***** Data shown *****
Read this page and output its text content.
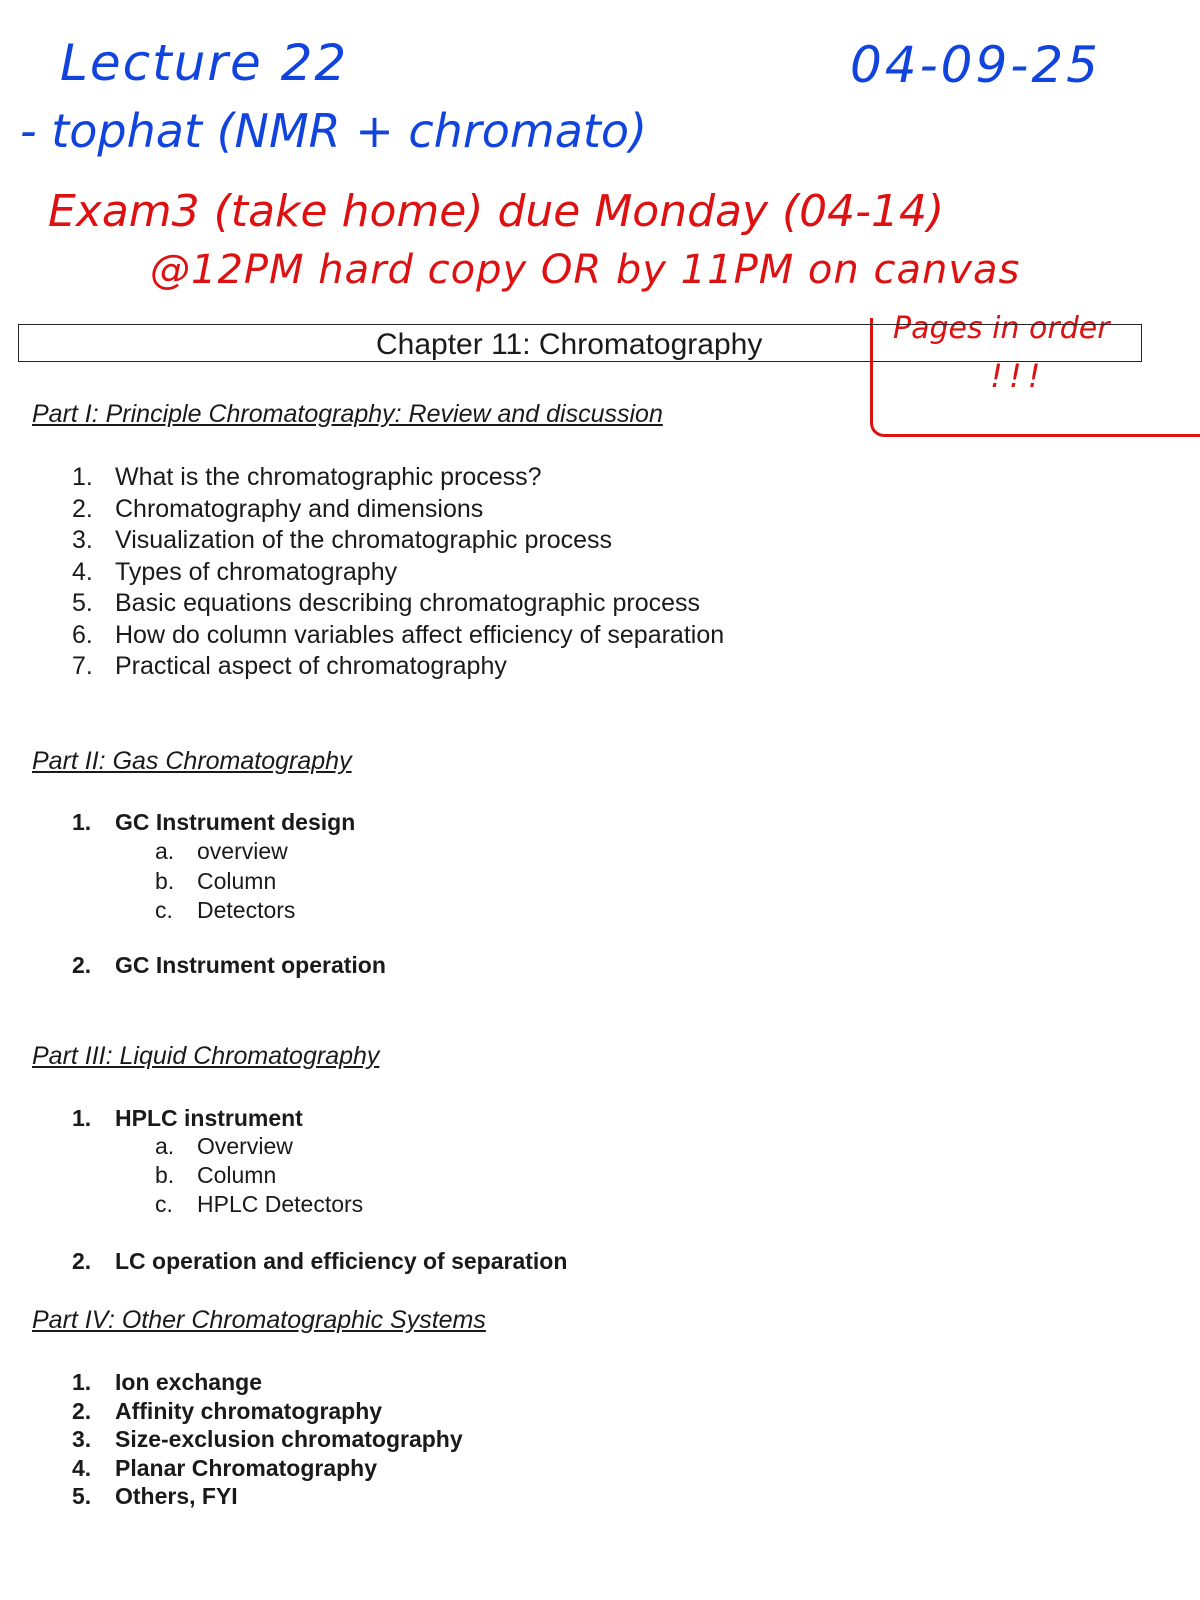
Lecture 22	04-09-25
- tophat (NMR + chromato)
Exam3 (take home) due Monday (04-14)
@12PM hard copy OR by 11PM on canvas
Pages in order
!!!
Chapter 11: Chromatography
Part I: Principle Chromatography: Review and discussion
1. What is the chromatographic process?
2. Chromatography and dimensions
3. Visualization of the chromatographic process
4. Types of chromatography
5. Basic equations describing chromatographic process
6. How do column variables affect efficiency of separation
7. Practical aspect of chromatography
Part II: Gas Chromatography
1. GC Instrument design
a. overview
b. Column
c. Detectors
2. GC Instrument operation
Part III: Liquid Chromatography
1. HPLC instrument
a. Overview
b. Column
c. HPLC Detectors
2. LC operation and efficiency of separation
Part IV: Other Chromatographic Systems
1. Ion exchange
2. Affinity chromatography
3. Size-exclusion chromatography
4. Planar Chromatography
5. Others, FYI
*****
### Directive
Only the number is wanted: how many lines of the material above include the word "efficiency"?

### Exercise result
2